• [EXERCISE BRIEF]: Rewrite the items starting at the line containing "298, 336, 363]" and ending at the line containing "479, 122, 501]", changing "plot-frame" to "chart-frame" and leaving everything else as it is.

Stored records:
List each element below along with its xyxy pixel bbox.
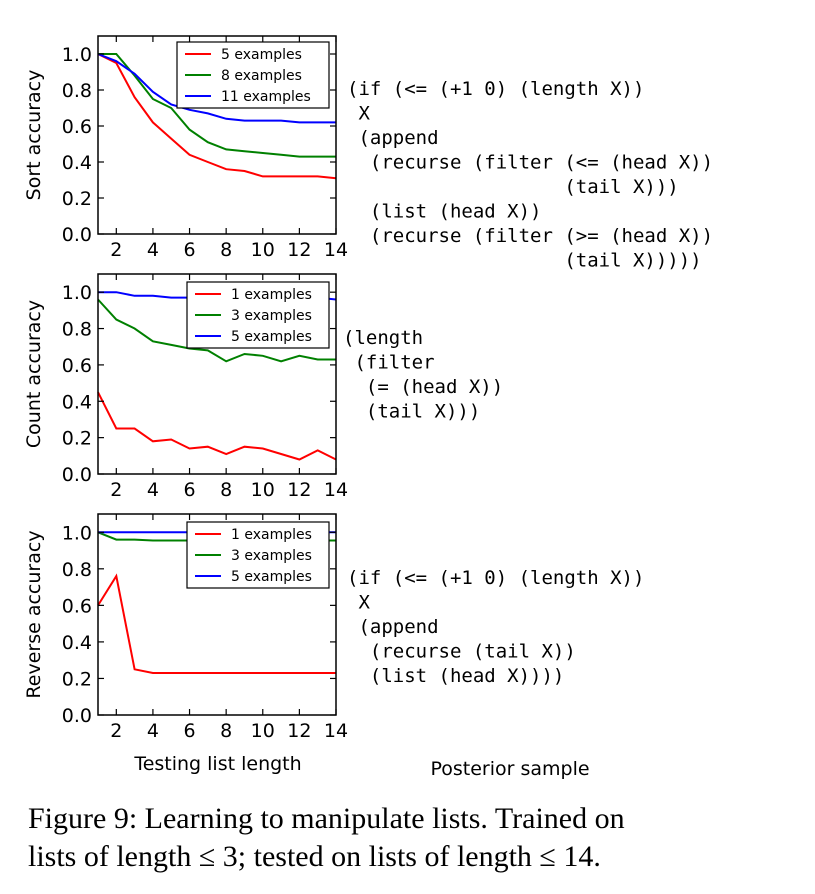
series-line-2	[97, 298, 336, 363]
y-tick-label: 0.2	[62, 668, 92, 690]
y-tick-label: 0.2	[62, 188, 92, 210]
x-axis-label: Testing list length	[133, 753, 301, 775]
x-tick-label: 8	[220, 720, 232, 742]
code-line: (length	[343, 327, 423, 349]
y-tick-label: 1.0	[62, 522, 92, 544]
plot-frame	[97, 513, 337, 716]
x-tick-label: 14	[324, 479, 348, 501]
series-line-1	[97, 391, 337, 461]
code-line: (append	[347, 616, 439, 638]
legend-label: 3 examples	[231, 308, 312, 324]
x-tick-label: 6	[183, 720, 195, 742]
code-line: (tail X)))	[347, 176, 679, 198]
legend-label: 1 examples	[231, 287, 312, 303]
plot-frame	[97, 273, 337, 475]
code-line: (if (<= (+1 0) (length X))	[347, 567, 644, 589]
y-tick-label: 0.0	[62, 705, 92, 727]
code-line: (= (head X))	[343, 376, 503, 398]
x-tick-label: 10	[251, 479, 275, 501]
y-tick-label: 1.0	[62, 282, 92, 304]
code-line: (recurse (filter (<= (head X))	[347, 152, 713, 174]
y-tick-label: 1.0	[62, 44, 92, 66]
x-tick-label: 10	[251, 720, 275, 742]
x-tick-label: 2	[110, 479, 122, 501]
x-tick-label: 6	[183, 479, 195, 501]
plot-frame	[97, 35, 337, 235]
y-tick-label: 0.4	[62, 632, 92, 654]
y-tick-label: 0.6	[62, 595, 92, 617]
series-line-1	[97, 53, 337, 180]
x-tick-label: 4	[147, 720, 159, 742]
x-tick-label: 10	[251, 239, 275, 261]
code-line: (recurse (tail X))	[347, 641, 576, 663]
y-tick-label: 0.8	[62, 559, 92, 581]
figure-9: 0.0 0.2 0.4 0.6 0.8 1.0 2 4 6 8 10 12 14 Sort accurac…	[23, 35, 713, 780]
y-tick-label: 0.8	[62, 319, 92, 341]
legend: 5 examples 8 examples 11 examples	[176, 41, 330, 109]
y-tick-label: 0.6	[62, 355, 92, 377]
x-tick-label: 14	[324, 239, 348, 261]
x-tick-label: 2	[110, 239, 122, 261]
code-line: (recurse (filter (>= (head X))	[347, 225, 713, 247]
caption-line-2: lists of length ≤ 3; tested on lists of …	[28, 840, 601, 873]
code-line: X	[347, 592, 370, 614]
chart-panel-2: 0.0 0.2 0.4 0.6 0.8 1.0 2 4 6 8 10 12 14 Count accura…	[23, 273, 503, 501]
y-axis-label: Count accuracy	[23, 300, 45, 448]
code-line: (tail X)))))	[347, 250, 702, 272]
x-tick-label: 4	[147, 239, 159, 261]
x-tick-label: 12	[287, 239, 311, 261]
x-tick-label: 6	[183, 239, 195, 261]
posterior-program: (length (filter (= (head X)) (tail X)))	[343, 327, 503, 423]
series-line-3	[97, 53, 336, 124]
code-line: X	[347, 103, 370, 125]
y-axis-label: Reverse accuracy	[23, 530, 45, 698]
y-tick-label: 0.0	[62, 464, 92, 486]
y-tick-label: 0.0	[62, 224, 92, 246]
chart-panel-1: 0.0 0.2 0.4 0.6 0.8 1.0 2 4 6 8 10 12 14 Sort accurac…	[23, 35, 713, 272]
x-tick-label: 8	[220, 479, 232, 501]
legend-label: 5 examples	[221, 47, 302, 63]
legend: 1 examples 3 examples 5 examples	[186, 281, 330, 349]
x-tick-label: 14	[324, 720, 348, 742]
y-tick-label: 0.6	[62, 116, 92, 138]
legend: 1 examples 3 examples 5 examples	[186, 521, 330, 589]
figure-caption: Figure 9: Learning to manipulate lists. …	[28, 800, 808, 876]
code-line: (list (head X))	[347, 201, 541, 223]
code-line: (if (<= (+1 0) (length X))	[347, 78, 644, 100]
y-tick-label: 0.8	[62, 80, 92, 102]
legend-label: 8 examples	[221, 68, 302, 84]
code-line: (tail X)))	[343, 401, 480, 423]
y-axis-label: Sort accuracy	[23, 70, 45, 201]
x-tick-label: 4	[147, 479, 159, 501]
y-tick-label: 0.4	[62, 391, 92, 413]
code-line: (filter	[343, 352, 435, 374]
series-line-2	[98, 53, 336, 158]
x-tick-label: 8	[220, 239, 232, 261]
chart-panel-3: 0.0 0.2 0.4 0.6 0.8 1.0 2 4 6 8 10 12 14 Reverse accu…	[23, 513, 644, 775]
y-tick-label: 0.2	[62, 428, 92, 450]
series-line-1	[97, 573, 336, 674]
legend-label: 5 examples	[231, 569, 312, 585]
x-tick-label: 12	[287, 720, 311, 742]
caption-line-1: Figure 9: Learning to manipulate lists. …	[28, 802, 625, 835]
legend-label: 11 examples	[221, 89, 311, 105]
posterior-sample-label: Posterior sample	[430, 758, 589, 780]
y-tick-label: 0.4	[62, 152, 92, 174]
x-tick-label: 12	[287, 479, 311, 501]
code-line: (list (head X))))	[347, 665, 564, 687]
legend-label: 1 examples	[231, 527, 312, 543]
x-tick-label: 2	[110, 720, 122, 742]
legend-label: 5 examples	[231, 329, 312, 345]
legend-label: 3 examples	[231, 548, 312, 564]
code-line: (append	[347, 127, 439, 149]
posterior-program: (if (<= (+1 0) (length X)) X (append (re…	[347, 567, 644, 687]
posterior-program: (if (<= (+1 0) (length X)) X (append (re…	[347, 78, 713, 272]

==

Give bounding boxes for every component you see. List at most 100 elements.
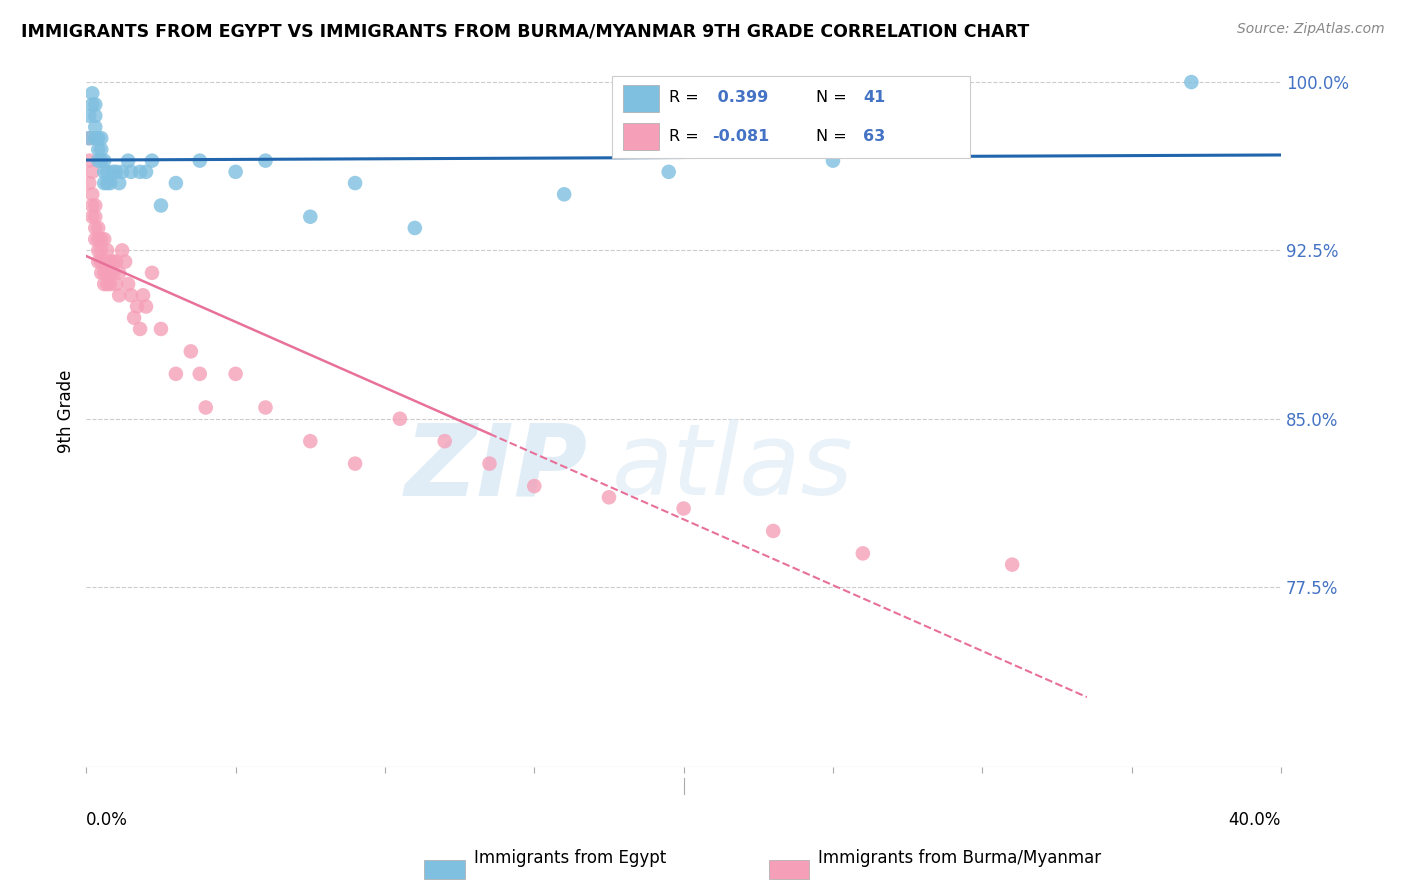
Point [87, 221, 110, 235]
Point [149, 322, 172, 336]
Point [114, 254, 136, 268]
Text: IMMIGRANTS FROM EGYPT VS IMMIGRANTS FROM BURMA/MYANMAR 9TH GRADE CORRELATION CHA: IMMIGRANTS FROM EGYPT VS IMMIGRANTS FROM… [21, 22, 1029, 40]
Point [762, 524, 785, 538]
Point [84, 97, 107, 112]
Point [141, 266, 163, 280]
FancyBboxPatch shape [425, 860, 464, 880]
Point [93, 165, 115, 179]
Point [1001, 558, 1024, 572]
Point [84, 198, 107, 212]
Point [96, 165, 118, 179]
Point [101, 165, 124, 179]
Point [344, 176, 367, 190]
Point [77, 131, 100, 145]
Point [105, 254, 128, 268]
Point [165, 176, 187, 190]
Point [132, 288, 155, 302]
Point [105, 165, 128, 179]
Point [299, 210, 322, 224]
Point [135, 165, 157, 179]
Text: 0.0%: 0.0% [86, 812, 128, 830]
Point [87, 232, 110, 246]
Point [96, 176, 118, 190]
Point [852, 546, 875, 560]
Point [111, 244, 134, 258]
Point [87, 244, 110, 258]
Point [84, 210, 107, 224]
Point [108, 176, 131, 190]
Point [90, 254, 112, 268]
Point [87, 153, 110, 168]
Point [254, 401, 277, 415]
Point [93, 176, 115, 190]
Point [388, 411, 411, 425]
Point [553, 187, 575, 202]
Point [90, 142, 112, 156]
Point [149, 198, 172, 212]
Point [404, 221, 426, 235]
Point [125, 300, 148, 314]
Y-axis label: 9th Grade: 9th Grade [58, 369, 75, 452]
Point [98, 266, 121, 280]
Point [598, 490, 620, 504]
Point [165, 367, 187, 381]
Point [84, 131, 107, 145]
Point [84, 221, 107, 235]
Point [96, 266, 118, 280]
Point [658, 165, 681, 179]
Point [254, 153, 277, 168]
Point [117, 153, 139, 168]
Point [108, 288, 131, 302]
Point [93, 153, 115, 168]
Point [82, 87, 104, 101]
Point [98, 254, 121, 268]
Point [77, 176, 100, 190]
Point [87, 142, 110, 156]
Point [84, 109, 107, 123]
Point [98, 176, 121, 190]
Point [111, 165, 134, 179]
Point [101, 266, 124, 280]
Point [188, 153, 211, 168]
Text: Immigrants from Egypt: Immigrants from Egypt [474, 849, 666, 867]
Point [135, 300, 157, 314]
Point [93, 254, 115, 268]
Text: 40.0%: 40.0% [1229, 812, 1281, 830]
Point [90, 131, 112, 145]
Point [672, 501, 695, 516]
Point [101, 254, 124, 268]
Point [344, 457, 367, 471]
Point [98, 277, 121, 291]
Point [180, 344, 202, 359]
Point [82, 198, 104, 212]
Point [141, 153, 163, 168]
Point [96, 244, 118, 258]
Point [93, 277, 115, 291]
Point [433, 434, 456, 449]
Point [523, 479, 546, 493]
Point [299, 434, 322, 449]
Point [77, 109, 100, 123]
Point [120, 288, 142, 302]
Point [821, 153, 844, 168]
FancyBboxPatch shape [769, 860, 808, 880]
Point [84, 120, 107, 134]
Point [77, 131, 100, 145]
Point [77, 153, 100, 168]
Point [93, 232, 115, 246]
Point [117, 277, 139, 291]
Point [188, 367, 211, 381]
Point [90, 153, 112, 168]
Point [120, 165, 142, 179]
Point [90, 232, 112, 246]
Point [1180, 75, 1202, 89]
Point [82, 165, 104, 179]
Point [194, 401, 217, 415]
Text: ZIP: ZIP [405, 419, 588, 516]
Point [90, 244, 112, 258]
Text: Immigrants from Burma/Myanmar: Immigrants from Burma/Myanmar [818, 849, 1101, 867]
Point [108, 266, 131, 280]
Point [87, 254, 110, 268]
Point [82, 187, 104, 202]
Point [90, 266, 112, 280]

--

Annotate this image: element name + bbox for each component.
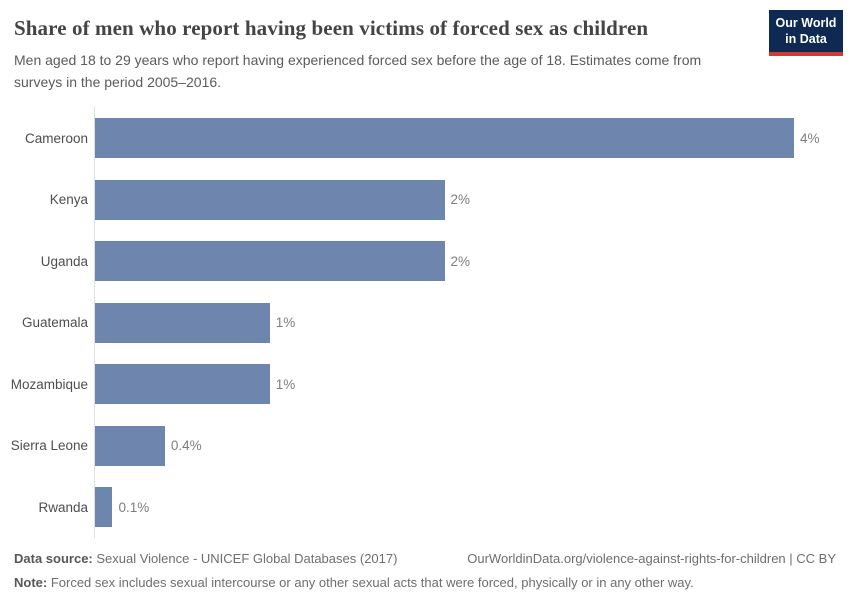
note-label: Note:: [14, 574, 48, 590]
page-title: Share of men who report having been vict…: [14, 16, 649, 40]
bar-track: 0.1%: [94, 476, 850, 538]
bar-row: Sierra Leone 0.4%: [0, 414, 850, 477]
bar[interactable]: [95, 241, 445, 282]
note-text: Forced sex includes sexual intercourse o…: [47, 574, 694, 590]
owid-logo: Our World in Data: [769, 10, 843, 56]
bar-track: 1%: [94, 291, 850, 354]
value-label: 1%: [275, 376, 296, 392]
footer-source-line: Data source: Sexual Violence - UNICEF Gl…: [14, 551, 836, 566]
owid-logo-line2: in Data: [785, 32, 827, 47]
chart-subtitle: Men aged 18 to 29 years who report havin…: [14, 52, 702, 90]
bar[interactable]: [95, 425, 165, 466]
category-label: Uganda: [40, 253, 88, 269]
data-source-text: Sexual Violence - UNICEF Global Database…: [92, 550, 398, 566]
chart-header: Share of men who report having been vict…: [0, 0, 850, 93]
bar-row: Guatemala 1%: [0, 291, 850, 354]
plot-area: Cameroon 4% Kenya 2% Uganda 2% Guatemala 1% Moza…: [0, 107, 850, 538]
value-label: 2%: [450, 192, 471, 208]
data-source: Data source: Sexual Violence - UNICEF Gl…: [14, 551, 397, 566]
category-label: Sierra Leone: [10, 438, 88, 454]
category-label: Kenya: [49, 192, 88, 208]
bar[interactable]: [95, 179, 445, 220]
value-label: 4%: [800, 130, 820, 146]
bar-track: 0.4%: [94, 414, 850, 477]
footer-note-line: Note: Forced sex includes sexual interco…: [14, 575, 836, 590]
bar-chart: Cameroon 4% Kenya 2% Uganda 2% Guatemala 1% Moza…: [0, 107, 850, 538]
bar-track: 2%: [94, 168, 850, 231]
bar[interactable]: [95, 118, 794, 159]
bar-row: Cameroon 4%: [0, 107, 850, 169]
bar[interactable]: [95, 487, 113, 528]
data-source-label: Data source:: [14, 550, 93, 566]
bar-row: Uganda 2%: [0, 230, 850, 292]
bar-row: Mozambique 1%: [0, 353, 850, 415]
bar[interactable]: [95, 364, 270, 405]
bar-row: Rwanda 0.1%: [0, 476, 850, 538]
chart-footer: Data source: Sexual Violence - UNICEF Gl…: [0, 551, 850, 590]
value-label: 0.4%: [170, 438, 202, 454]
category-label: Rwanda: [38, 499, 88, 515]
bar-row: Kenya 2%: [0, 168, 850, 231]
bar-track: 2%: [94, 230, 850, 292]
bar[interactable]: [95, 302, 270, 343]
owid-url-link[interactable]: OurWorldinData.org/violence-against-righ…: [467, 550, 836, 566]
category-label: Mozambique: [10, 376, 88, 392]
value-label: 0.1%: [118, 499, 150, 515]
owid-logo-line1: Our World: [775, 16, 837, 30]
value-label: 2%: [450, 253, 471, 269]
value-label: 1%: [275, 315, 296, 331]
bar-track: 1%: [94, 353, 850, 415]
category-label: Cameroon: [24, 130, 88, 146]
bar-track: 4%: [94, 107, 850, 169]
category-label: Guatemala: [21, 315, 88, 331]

• [OUTPUT FOR THIS EXERCISE]:
series-line-2	[97, 298, 336, 363]
y-tick-label: 0.2	[62, 668, 92, 690]
y-tick-label: 0.2	[62, 188, 92, 210]
x-axis-label: Testing list length	[133, 753, 301, 775]
x-tick-label: 8	[220, 720, 232, 742]
code-line: (length	[343, 327, 423, 349]
y-tick-label: 1.0	[62, 522, 92, 544]
chart-frame	[97, 513, 337, 716]
x-tick-label: 14	[324, 479, 348, 501]
series-line-1	[97, 391, 337, 461]
code-line: (append	[347, 616, 439, 638]
legend-label: 3 examples	[231, 308, 312, 324]
x-tick-label: 6	[183, 720, 195, 742]
code-line: (tail X)))	[347, 176, 679, 198]
legend-label: 1 examples	[231, 287, 312, 303]
chart-frame	[97, 273, 337, 475]
code-line: (if (<= (+1 0) (length X))	[347, 567, 644, 589]
y-tick-label: 0.0	[62, 705, 92, 727]
code-line: (= (head X))	[343, 376, 503, 398]
x-tick-label: 10	[251, 479, 275, 501]
y-tick-label: 1.0	[62, 282, 92, 304]
code-line: (recurse (filter (<= (head X))	[347, 152, 713, 174]
y-tick-label: 1.0	[62, 44, 92, 66]
x-tick-label: 10	[251, 720, 275, 742]
x-tick-label: 2	[110, 479, 122, 501]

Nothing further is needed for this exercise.